--- Begin Document text ---

EMPLOYEES ARE NOT THE PROBLEM!

So there I am at a conference about problems with the U.S. economy, and the CEO of an enormously large financial institution that manages literally trillions of dollars of assets, someone with an MBA degree and access to the highest levels of government around the world, says the following:  the restructuring of the U.S. automobile industry, through the process of bankruptcy, was painful but necessary.  Now, new U.S. autoworkers will earn abut $14 an hour, even less than in Mexico (his phrase, not mine), which will help the U.S., the #1 exporting country, maintain and strengthen its competitiveness.


Wow!  First of all, the U.S. is not the largest exporter—that distinction used to be held by Germany and is now China's.  I would feel better if people with this level of power actually knew the facts.  But what is, of course, most striking about the comment is the implication that it is "progress" when U.S. employees lose economic ground, as though in order to be competitive in world markets, we need to reduce our wage rates so that they are low.


Note that this very senior and highly-regarded individual did NOT talk about problems in the U.S. economy that came from overpaying CEOs.  It's interesting—when I hear people talk about wage rates, they invariably talk about the rates paid to front line workers, not the wages—which are, as we know, way above the levels paid in other countries with the possible exception of the United Kingdom—paid to senior leaders.

--- End Document text ---

**Stated goal A:** Copy the dataset rows from the first one through the line containing "x-tick bbox=[160, 73, 161, 76]", keeping each unchanged.

--- Begin Supplied records ---

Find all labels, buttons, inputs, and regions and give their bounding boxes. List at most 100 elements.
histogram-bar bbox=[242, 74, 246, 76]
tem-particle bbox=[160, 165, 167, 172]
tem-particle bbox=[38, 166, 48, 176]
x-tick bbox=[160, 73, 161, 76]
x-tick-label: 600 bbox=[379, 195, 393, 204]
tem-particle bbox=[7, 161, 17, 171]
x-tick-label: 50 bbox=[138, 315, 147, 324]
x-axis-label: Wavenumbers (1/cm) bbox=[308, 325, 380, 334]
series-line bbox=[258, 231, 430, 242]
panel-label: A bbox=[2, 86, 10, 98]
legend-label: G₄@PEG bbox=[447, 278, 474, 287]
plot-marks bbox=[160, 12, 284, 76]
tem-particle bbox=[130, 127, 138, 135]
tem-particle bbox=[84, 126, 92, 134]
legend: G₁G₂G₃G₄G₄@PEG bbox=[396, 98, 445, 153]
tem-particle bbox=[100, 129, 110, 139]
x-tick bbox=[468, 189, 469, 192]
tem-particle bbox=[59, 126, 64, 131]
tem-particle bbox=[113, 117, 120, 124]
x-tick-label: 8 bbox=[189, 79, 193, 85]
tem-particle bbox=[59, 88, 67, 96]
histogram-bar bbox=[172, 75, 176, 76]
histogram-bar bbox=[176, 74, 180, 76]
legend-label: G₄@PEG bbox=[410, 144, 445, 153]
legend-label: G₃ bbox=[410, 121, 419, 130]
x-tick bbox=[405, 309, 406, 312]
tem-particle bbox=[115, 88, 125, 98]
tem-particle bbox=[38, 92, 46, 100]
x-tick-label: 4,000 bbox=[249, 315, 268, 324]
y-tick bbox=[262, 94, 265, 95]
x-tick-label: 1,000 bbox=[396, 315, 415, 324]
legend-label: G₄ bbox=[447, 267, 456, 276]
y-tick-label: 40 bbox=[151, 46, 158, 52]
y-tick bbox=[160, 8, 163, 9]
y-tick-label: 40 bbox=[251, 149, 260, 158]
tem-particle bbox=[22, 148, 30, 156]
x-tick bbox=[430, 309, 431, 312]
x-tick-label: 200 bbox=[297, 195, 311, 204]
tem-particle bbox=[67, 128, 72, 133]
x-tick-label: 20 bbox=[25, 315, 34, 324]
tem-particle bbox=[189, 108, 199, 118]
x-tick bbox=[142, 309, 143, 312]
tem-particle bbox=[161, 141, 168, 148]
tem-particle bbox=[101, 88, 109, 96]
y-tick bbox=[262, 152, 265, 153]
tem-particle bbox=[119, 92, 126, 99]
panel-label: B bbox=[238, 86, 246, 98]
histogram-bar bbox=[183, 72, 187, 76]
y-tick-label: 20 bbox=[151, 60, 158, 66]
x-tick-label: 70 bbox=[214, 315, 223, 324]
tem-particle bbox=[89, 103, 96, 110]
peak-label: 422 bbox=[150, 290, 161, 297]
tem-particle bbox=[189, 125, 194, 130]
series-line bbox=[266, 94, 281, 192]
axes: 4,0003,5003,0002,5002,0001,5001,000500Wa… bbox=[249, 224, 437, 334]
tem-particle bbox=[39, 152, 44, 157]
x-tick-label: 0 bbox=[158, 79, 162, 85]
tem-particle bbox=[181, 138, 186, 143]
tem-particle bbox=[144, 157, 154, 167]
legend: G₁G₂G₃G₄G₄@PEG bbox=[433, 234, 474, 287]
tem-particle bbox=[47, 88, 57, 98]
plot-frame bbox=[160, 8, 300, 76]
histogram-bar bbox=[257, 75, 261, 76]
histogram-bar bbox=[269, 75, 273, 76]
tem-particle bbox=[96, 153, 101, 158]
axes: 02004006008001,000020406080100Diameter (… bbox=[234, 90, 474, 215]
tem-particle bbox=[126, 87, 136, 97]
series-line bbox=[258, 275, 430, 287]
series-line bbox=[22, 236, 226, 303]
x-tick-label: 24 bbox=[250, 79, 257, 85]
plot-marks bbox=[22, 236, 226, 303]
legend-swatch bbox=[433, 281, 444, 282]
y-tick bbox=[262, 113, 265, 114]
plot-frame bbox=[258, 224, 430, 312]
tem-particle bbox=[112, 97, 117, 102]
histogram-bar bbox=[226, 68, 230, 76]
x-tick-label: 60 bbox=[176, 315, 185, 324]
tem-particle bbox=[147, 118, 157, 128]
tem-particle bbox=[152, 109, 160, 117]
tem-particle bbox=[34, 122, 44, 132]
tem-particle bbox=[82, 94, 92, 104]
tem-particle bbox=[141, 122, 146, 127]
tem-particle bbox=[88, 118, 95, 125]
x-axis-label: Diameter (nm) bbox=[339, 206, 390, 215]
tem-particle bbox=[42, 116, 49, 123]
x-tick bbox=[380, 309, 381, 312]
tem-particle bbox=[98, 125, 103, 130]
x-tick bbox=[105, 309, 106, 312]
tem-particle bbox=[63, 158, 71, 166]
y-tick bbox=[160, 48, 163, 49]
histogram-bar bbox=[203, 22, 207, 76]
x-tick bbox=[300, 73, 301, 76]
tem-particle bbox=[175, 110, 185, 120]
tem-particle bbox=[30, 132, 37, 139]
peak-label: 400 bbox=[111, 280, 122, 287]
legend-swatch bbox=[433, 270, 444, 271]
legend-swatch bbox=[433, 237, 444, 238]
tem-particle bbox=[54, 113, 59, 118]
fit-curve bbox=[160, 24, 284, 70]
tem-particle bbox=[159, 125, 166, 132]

--- End Supplied records ---

**Stated goal B:** In the essay, shorten the paragraph that begins "Note that this very senior" to two sentences that keep its main points.

**Reply A:**
Find all labels, buttons, inputs, and regions and give their bounding boxes. List at most 100 elements.
histogram-bar bbox=[242, 74, 246, 76]
tem-particle bbox=[160, 165, 167, 172]
tem-particle bbox=[38, 166, 48, 176]
x-tick bbox=[160, 73, 161, 76]

**Reply B:** The highly regarded executive said nothing about problems in the U.S. economy caused by overpaying CEOs. Talk about wage rates always focuses on front line workers, not on senior leaders, whose pay is far above levels in other countries except possibly the United Kingdom.